Data extracted from a collection

# # # # # # #

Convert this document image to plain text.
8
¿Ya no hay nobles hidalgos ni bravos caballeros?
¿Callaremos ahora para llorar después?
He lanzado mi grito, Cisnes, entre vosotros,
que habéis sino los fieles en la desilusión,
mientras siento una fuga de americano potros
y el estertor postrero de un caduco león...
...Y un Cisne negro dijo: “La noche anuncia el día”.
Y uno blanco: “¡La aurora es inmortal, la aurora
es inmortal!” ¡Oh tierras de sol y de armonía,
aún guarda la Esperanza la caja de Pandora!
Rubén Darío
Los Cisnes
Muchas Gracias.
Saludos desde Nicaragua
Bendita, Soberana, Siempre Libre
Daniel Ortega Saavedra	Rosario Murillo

# # # # # # #

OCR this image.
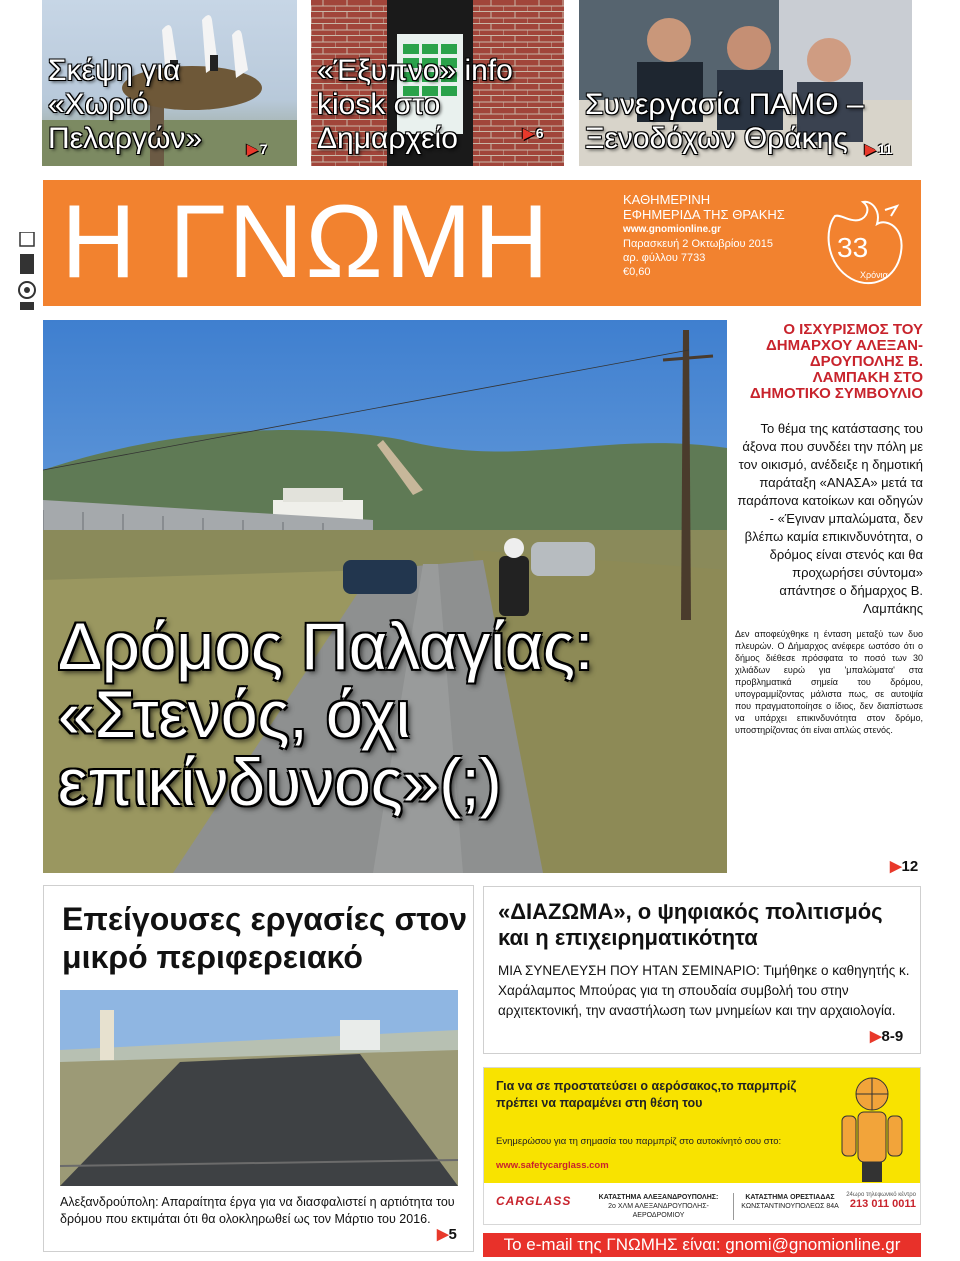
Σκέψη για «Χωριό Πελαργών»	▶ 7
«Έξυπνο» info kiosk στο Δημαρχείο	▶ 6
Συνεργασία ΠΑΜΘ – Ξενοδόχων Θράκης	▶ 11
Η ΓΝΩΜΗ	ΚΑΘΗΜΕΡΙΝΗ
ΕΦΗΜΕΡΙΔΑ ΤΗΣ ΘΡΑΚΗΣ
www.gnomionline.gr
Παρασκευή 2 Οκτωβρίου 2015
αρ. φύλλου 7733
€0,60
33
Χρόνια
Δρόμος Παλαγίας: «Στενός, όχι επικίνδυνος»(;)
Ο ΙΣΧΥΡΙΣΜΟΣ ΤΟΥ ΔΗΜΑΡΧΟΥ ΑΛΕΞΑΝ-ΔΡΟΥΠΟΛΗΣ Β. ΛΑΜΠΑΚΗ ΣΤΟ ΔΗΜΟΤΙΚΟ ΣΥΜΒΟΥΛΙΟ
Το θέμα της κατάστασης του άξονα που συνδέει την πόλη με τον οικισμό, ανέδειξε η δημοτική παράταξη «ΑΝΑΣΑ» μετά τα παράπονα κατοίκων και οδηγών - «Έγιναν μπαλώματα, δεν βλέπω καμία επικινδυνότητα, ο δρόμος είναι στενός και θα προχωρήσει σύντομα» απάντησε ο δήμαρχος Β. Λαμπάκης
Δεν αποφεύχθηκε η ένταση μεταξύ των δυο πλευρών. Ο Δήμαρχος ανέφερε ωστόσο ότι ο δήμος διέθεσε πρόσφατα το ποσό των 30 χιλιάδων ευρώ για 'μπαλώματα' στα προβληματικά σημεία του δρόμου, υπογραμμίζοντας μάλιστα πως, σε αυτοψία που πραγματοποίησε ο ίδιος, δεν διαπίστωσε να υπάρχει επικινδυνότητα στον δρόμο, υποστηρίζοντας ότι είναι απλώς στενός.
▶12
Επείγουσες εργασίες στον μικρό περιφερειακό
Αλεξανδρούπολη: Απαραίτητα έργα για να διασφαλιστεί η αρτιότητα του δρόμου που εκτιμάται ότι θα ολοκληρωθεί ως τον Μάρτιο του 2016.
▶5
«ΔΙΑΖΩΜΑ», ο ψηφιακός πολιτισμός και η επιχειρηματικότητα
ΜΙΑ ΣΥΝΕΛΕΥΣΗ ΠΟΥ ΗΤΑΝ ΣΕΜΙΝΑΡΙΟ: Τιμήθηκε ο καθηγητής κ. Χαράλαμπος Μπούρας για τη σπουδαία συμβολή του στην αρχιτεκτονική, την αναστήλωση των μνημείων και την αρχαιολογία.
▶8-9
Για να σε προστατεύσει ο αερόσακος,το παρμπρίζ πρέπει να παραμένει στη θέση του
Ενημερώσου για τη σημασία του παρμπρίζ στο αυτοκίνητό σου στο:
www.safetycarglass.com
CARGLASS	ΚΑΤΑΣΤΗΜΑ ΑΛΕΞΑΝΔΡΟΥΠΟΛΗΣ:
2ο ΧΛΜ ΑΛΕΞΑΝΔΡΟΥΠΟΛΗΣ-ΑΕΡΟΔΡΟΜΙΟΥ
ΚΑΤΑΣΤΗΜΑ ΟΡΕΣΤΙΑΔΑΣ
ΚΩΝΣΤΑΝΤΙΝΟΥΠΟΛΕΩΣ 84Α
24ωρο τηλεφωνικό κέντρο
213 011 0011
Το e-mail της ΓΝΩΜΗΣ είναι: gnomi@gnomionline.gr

# # # # # # #

**EXERCISE REQUIREMENTS**. Search the lines above for the string "στον" and copy each line that has it.

**ANSWER BELOW**.
Δεν αποφεύχθηκε η ένταση μεταξύ των δυο πλευρών. Ο Δήμαρχος ανέφερε ωστόσο ότι ο δήμος διέθεσε πρόσφατα το ποσό των 30 χιλιάδων ευρώ για 'μπαλώματα' στα προβληματικά σημεία του δρόμου, υπογραμμίζοντας μάλιστα πως, σε αυτοψία που πραγματοποίησε ο ίδιος, δεν διαπίστωσε να υπάρχει επικινδυνότητα στον δρόμο, υποστηρίζοντας ότι είναι απλώς στενός.
Επείγουσες εργασίες στον μικρό περιφερειακό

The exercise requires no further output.